>>>>>
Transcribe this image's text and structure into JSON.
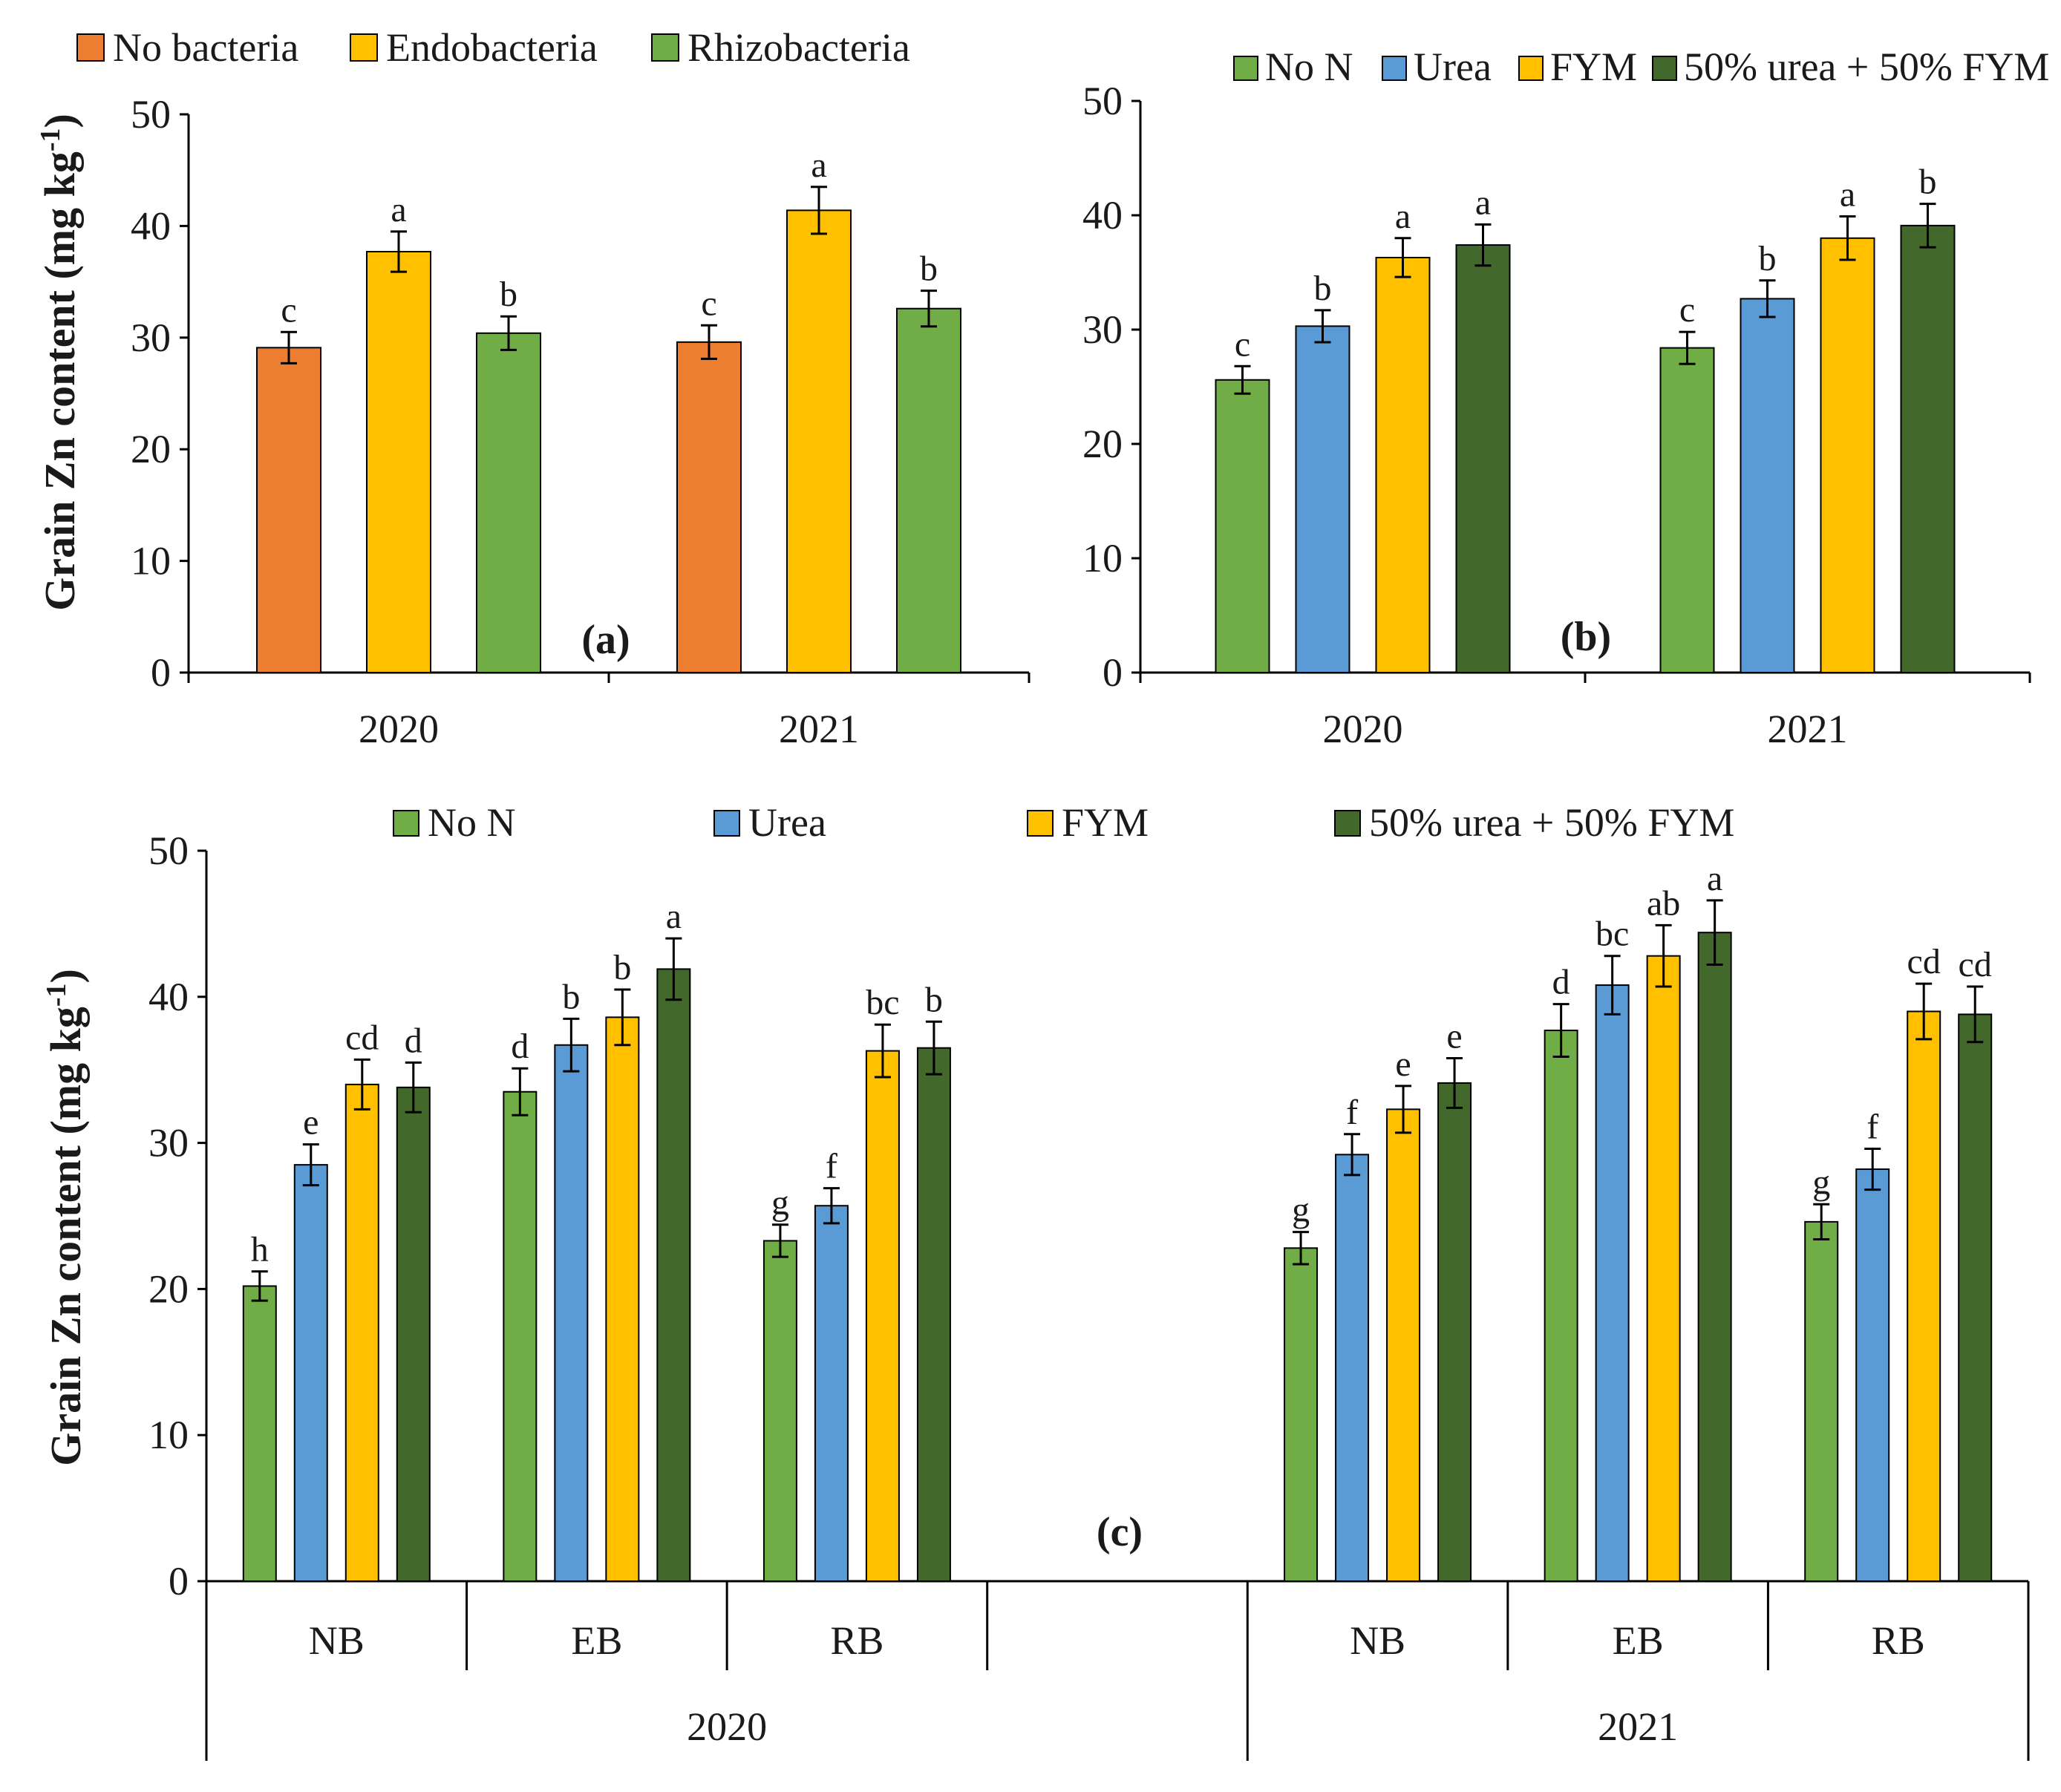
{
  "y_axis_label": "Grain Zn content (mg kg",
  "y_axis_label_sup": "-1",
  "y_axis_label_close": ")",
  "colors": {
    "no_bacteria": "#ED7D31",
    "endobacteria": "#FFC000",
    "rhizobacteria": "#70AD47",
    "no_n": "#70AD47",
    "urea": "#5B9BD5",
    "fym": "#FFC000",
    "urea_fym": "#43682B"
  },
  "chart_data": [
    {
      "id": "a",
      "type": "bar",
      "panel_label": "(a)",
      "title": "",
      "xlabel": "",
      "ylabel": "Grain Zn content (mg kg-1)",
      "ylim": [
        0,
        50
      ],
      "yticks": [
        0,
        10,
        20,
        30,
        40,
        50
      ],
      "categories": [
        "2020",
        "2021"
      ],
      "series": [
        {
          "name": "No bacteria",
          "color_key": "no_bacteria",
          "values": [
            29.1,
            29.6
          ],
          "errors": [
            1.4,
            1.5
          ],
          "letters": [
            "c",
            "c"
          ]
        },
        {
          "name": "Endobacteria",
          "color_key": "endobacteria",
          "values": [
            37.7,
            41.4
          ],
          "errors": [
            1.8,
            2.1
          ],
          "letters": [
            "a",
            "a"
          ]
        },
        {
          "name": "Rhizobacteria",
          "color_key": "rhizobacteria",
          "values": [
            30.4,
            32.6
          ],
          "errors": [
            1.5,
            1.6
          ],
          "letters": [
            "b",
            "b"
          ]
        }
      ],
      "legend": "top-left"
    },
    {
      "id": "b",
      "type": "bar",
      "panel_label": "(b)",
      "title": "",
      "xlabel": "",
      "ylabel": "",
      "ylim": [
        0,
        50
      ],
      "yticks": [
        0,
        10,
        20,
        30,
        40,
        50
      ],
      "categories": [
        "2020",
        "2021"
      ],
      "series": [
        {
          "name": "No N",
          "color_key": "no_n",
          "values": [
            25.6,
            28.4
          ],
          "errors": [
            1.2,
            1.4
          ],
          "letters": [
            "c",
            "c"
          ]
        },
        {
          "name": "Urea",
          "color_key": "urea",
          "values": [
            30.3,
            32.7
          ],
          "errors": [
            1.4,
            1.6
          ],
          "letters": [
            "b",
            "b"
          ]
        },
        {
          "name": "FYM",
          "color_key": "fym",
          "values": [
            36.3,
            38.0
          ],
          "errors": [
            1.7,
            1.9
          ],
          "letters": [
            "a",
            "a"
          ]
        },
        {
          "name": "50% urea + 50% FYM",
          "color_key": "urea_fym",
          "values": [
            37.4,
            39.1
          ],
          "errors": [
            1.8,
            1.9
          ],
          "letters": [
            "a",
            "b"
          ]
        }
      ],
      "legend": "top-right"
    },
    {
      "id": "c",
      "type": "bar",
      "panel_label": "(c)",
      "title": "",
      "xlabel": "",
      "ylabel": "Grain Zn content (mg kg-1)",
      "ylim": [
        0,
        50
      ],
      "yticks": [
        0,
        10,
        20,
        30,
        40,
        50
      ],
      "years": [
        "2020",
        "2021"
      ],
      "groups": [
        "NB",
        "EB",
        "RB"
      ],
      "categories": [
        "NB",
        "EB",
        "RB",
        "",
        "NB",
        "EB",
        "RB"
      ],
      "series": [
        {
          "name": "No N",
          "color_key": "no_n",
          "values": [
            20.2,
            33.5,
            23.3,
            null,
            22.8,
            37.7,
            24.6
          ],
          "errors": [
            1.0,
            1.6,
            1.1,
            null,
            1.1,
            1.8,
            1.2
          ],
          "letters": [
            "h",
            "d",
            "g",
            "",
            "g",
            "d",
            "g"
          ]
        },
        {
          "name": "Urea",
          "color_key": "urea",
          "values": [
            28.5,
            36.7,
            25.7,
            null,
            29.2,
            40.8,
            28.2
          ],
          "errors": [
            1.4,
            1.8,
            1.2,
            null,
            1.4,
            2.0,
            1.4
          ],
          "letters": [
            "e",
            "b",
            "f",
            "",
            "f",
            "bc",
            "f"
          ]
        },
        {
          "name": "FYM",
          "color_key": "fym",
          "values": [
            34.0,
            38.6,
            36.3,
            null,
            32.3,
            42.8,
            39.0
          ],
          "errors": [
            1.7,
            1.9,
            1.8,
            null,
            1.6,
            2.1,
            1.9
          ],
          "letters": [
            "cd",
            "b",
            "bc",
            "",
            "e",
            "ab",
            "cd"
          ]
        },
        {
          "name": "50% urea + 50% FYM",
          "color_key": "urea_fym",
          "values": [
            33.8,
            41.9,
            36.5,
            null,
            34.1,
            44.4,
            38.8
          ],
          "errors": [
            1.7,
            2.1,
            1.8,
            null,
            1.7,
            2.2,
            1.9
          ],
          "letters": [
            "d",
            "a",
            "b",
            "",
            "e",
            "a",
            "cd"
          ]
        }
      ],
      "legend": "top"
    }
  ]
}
<<<<<
▸ Work instruction: Pictures are to be left out. Everything else in the records must be written out exactly.

▸ Output:
Transcribe this image's text and structure into JSON.
{
  "y_axis_label": "Grain Zn content (mg kg",
  "y_axis_label_sup": "-1",
  "y_axis_label_close": ")",
  "colors": {
    "no_bacteria": "#ED7D31",
    "endobacteria": "#FFC000",
    "rhizobacteria": "#70AD47",
    "no_n": "#70AD47",
    "urea": "#5B9BD5",
    "fym": "#FFC000",
    "urea_fym": "#43682B"
  },
  "chart_data": [
    {
      "id": "a",
      "type": "bar",
      "panel_label": "(a)",
      "title": "",
      "xlabel": "",
      "ylabel": "Grain Zn content (mg kg-1)",
      "ylim": [
        0,
        50
      ],
      "yticks": [
        0,
        10,
        20,
        30,
        40,
        50
      ],
      "categories": [
        "2020",
        "2021"
      ],
      "series": [
        {
          "name": "No bacteria",
          "color_key": "no_bacteria",
          "values": [
            29.1,
            29.6
          ],
          "errors": [
            1.4,
            1.5
          ],
          "letters": [
            "c",
            "c"
          ]
        },
        {
          "name": "Endobacteria",
          "color_key": "endobacteria",
          "values": [
            37.7,
            41.4
          ],
          "errors": [
            1.8,
            2.1
          ],
          "letters": [
            "a",
            "a"
          ]
        },
        {
          "name": "Rhizobacteria",
          "color_key": "rhizobacteria",
          "values": [
            30.4,
            32.6
          ],
          "errors": [
            1.5,
            1.6
          ],
          "letters": [
            "b",
            "b"
          ]
        }
      ],
      "legend": "top-left"
    },
    {
      "id": "b",
      "type": "bar",
      "panel_label": "(b)",
      "title": "",
      "xlabel": "",
      "ylabel": "",
      "ylim": [
        0,
        50
      ],
      "yticks": [
        0,
        10,
        20,
        30,
        40,
        50
      ],
      "categories": [
        "2020",
        "2021"
      ],
      "series": [
        {
          "name": "No N",
          "color_key": "no_n",
          "values": [
            25.6,
            28.4
          ],
          "errors": [
            1.2,
            1.4
          ],
          "letters": [
            "c",
            "c"
          ]
        },
        {
          "name": "Urea",
          "color_key": "urea",
          "values": [
            30.3,
            32.7
          ],
          "errors": [
            1.4,
            1.6
          ],
          "letters": [
            "b",
            "b"
          ]
        },
        {
          "name": "FYM",
          "color_key": "fym",
          "values": [
            36.3,
            38.0
          ],
          "errors": [
            1.7,
            1.9
          ],
          "letters": [
            "a",
            "a"
          ]
        },
        {
          "name": "50% urea + 50% FYM",
          "color_key": "urea_fym",
          "values": [
            37.4,
            39.1
          ],
          "errors": [
            1.8,
            1.9
          ],
          "letters": [
            "a",
            "b"
          ]
        }
      ],
      "legend": "top-right"
    },
    {
      "id": "c",
      "type": "bar",
      "panel_label": "(c)",
      "title": "",
      "xlabel": "",
      "ylabel": "Grain Zn content (mg kg-1)",
      "ylim": [
        0,
        50
      ],
      "yticks": [
        0,
        10,
        20,
        30,
        40,
        50
      ],
      "years": [
        "2020",
        "2021"
      ],
      "groups": [
        "NB",
        "EB",
        "RB"
      ],
      "categories": [
        "NB",
        "EB",
        "RB",
        "",
        "NB",
        "EB",
        "RB"
      ],
      "series": [
        {
          "name": "No N",
          "color_key": "no_n",
          "values": [
            20.2,
            33.5,
            23.3,
            null,
            22.8,
            37.7,
            24.6
          ],
          "errors": [
            1.0,
            1.6,
            1.1,
            null,
            1.1,
            1.8,
            1.2
          ],
          "letters": [
            "h",
            "d",
            "g",
            "",
            "g",
            "d",
            "g"
          ]
        },
        {
          "name": "Urea",
          "color_key": "urea",
          "values": [
            28.5,
            36.7,
            25.7,
            null,
            29.2,
            40.8,
            28.2
          ],
          "errors": [
            1.4,
            1.8,
            1.2,
            null,
            1.4,
            2.0,
            1.4
          ],
          "letters": [
            "e",
            "b",
            "f",
            "",
            "f",
            "bc",
            "f"
          ]
        },
        {
          "name": "FYM",
          "color_key": "fym",
          "values": [
            34.0,
            38.6,
            36.3,
            null,
            32.3,
            42.8,
            39.0
          ],
          "errors": [
            1.7,
            1.9,
            1.8,
            null,
            1.6,
            2.1,
            1.9
          ],
          "letters": [
            "cd",
            "b",
            "bc",
            "",
            "e",
            "ab",
            "cd"
          ]
        },
        {
          "name": "50% urea + 50% FYM",
          "color_key": "urea_fym",
          "values": [
            33.8,
            41.9,
            36.5,
            null,
            34.1,
            44.4,
            38.8
          ],
          "errors": [
            1.7,
            2.1,
            1.8,
            null,
            1.7,
            2.2,
            1.9
          ],
          "letters": [
            "d",
            "a",
            "b",
            "",
            "e",
            "a",
            "cd"
          ]
        }
      ],
      "legend": "top"
    }
  ]
}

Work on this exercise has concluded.